#### DIRECTIONS FOR THIS TASK:
Below is a listing; write it out exactly and drop any images from it.

#### AVAILABLE RECORDS:
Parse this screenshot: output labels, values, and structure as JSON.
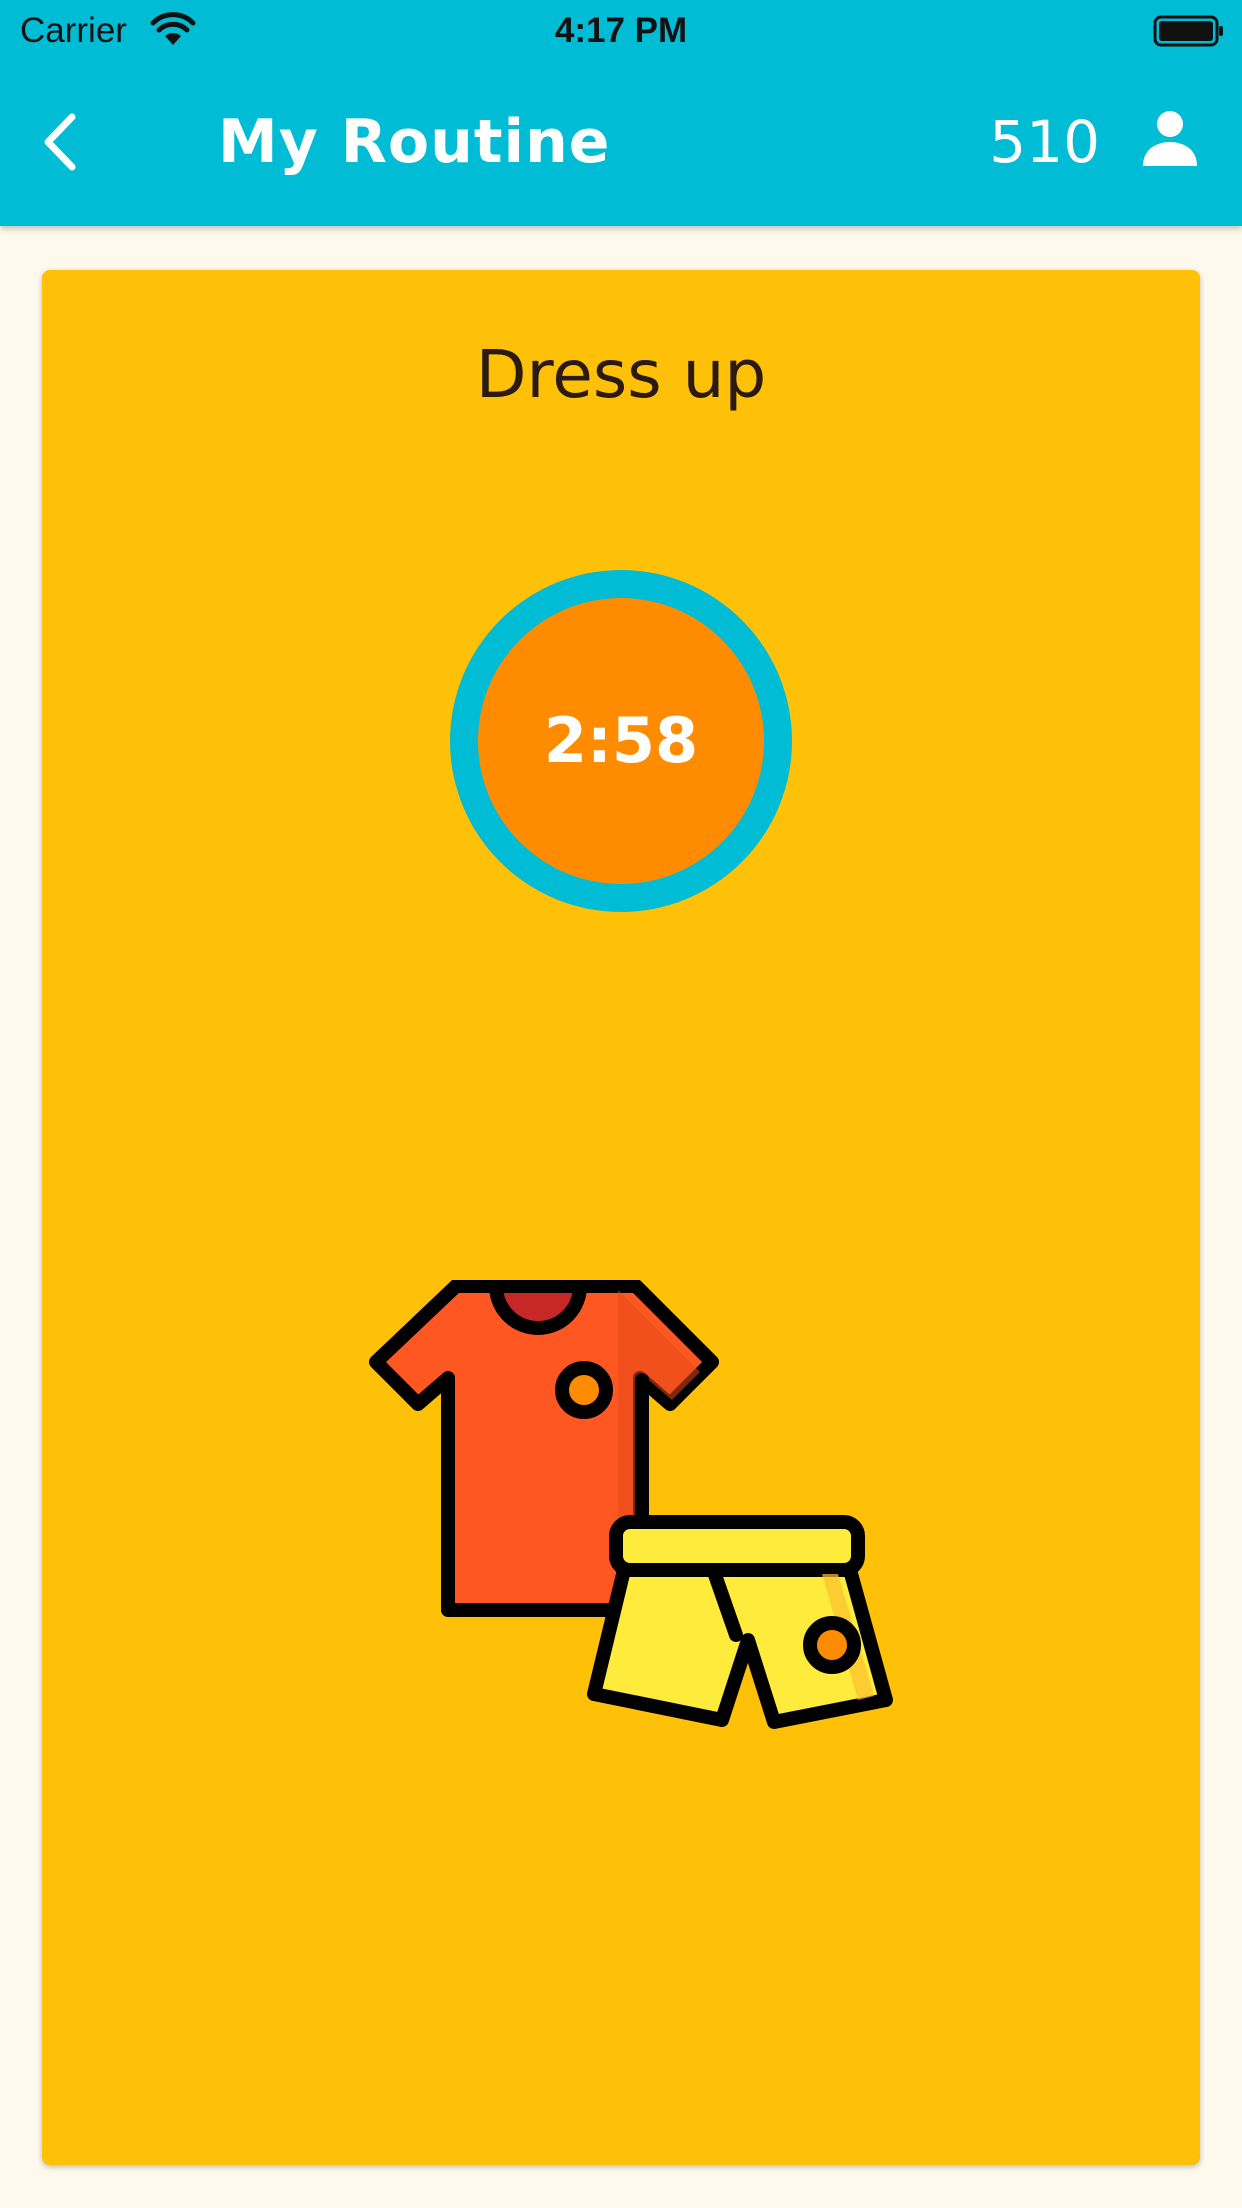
{
  "status_bar": {
    "carrier": "Carrier",
    "time": "4:17 PM",
    "wifi_icon": "wifi-icon",
    "battery_icon": "battery-icon"
  },
  "nav": {
    "back_icon": "chevron-left-icon",
    "title": "My Routine",
    "points": "510",
    "profile_icon": "person-icon"
  },
  "task": {
    "title": "Dress up",
    "timer": "2:58",
    "illustration_icon": "clothes-icon"
  },
  "colors": {
    "nav_background": "#00BCD4",
    "page_background": "#FDF9EC",
    "card_background": "#FFC107",
    "timer_ring": "#00BCD4",
    "timer_core": "#FF8C00",
    "shirt": "#FF5722",
    "shorts": "#FFEB3B"
  }
}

#### ANSWER FOR THE TASK:
Parse this screenshot: output labels, values, and structure as JSON.
{
  "status_bar": {
    "carrier": "Carrier",
    "time": "4:17 PM",
    "wifi_icon": "wifi-icon",
    "battery_icon": "battery-icon"
  },
  "nav": {
    "back_icon": "chevron-left-icon",
    "title": "My Routine",
    "points": "510",
    "profile_icon": "person-icon"
  },
  "task": {
    "title": "Dress up",
    "timer": "2:58",
    "illustration_icon": "clothes-icon"
  },
  "colors": {
    "nav_background": "#00BCD4",
    "page_background": "#FDF9EC",
    "card_background": "#FFC107",
    "timer_ring": "#00BCD4",
    "timer_core": "#FF8C00",
    "shirt": "#FF5722",
    "shorts": "#FFEB3B"
  }
}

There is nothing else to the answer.